— BEGIN —

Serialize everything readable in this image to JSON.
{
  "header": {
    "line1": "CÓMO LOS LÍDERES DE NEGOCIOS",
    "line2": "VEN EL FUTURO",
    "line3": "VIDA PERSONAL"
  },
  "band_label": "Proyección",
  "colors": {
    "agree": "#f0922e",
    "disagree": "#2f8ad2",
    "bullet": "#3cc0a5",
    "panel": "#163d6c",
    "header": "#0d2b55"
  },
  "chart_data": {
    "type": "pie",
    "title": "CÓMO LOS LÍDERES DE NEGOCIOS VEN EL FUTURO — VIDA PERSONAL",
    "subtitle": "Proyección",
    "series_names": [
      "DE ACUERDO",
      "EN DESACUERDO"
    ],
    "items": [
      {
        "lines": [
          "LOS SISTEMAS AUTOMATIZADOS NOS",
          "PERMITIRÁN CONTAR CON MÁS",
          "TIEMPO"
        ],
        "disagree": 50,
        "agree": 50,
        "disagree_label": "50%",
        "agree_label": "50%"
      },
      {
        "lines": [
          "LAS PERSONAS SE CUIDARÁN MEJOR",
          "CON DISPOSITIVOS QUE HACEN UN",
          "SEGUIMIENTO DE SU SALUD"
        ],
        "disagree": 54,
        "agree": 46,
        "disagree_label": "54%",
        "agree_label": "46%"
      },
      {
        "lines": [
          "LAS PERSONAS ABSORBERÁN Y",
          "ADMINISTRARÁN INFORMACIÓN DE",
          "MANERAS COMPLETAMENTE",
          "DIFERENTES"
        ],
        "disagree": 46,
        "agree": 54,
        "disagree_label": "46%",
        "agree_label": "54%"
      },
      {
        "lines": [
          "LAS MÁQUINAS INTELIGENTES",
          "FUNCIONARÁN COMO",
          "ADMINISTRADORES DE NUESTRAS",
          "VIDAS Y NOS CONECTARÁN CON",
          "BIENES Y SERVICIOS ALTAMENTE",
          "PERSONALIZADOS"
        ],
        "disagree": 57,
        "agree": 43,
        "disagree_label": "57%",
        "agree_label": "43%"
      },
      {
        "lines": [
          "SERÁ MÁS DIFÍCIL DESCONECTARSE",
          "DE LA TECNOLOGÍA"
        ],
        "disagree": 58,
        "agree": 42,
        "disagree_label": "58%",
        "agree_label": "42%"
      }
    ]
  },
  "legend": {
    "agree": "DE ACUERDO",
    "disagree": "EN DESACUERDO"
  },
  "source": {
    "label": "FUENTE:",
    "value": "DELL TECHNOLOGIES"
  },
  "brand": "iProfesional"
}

— END —

• [TO DO]:
From the listing above, copy every line that includes the word "NEGOCIOS".

• [SOLUTION TO THIS TASK]:
    "line1": "CÓMO LOS LÍDERES DE NEGOCIOS",
    "title": "CÓMO LOS LÍDERES DE NEGOCIOS VEN EL FUTURO — VIDA PERSONAL",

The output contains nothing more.